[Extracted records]
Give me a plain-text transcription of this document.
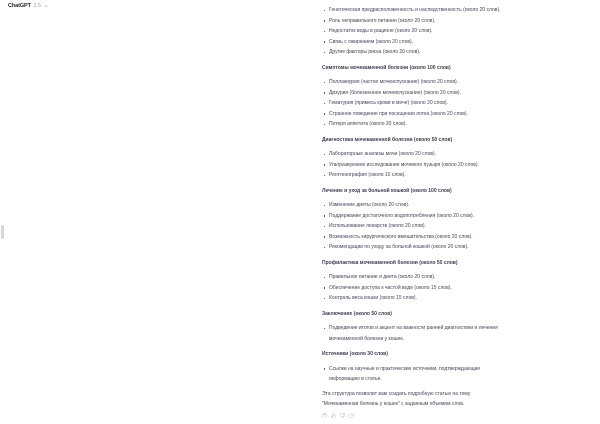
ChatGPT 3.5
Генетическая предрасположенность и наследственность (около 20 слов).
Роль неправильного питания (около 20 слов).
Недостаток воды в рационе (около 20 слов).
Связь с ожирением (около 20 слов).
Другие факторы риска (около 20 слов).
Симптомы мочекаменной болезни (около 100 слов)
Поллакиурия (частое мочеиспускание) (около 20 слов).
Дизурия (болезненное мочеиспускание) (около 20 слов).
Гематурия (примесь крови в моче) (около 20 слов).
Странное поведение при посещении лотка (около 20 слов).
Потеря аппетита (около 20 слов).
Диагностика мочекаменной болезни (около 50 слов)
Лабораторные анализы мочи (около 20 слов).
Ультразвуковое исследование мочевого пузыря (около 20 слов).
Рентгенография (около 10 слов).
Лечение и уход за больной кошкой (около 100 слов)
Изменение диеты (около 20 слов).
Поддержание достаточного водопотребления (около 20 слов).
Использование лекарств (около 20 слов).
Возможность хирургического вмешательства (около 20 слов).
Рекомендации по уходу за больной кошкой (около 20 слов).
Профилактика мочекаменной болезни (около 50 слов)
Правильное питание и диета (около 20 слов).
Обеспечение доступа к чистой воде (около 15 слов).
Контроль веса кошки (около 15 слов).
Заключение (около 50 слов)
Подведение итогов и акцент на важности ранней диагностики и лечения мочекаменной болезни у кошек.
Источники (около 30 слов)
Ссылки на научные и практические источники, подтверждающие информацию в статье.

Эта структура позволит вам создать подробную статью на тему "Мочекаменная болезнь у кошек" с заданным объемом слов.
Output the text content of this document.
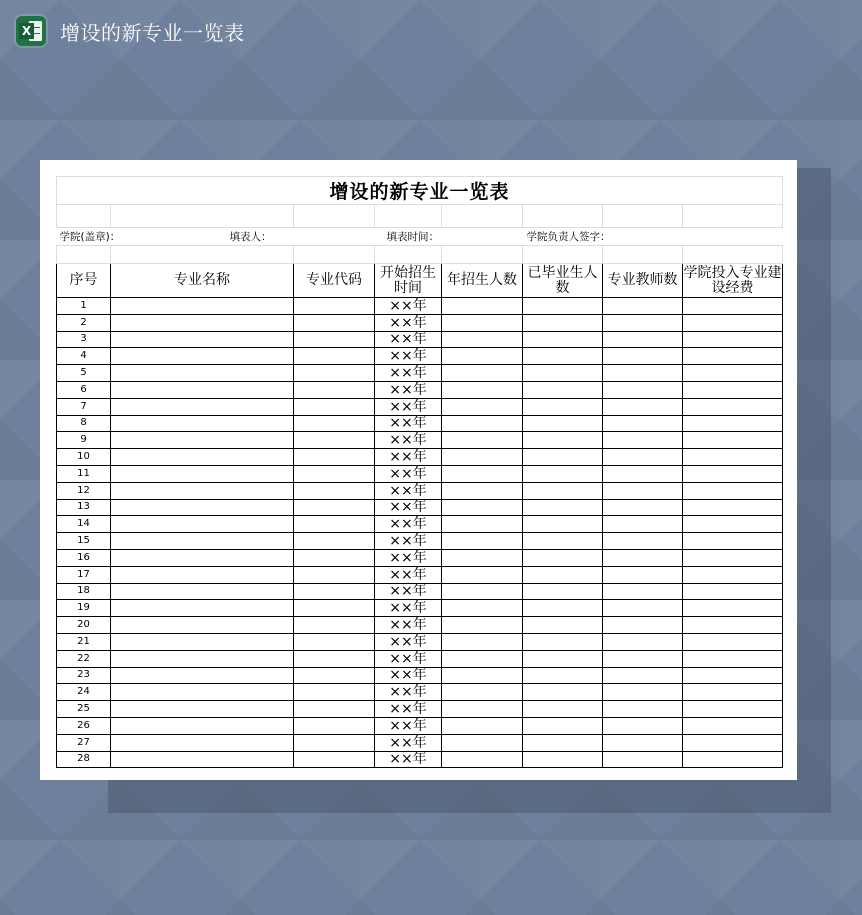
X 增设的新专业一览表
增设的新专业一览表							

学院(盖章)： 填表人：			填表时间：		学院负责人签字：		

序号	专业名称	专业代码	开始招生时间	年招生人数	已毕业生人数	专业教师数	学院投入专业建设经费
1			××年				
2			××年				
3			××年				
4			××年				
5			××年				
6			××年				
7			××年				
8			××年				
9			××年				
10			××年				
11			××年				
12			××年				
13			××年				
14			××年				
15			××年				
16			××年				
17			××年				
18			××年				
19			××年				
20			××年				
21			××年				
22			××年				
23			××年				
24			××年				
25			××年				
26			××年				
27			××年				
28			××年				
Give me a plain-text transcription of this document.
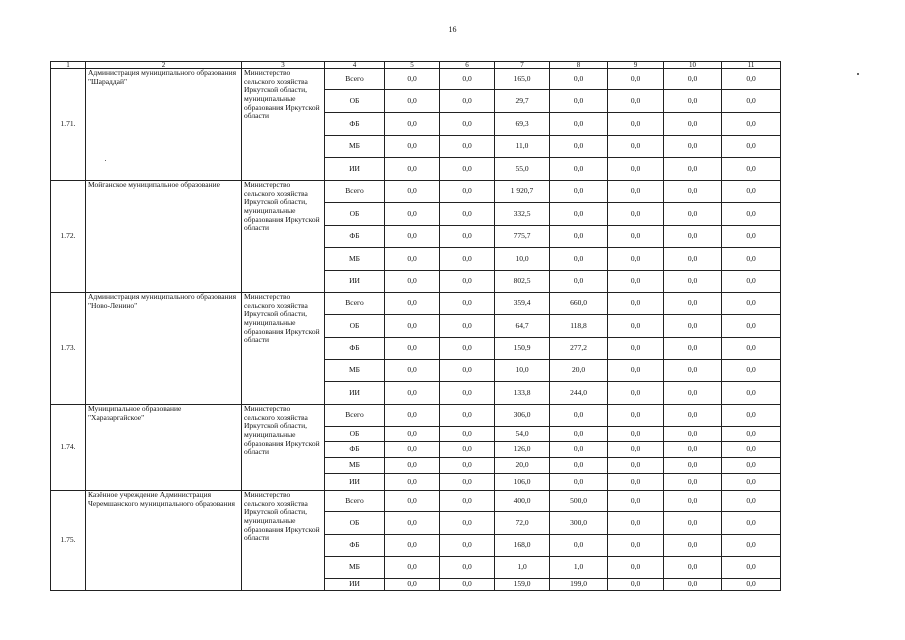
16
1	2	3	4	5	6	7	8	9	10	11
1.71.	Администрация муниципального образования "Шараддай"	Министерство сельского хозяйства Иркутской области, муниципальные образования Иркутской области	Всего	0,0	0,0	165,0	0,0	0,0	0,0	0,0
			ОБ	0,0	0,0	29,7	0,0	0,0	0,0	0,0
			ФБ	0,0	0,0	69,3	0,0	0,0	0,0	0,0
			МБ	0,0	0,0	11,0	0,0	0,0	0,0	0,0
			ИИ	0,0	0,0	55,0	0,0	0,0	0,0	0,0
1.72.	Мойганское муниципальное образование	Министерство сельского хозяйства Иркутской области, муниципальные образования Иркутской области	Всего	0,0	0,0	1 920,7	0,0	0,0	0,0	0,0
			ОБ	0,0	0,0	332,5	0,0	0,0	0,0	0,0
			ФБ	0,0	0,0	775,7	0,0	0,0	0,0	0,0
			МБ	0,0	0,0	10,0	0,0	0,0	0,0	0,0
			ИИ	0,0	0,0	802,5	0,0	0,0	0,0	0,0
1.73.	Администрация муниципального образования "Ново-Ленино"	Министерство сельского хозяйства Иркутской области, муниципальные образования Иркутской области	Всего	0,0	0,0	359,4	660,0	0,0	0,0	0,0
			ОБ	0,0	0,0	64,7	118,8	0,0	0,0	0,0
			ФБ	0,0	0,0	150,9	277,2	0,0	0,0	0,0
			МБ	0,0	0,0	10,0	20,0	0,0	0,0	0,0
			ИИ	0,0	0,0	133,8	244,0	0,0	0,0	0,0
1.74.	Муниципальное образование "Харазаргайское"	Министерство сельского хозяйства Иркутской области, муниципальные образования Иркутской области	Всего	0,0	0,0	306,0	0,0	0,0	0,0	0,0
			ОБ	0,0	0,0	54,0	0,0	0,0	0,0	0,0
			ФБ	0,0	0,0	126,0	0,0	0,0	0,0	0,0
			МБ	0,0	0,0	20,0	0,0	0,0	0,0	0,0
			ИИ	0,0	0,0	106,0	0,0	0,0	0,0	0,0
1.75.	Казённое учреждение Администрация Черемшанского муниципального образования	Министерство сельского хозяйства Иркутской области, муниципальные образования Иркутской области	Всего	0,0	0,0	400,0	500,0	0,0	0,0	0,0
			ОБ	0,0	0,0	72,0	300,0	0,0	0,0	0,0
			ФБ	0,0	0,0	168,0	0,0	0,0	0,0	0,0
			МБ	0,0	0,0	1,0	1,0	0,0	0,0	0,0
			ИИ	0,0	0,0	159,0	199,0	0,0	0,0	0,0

#### [REQUIRED WORK]
Collect the lines of the data that carry the word "муниципального".

#### [ANSWER]
1.71.	Администрация муниципального образования "Шараддай"	Министерство сельского хозяйства Иркутской области, муниципальные образования Иркутской области	Всего	0,0	0,0	165,0	0,0	0,0	0,0	0,0
1.73.	Администрация муниципального образования "Ново-Ленино"	Министерство сельского хозяйства Иркутской области, муниципальные образования Иркутской области	Всего	0,0	0,0	359,4	660,0	0,0	0,0	0,0
1.75.	Казённое учреждение Администрация Черемшанского муниципального образования	Министерство сельского хозяйства Иркутской области, муниципальные образования Иркутской области	Всего	0,0	0,0	400,0	500,0	0,0	0,0	0,0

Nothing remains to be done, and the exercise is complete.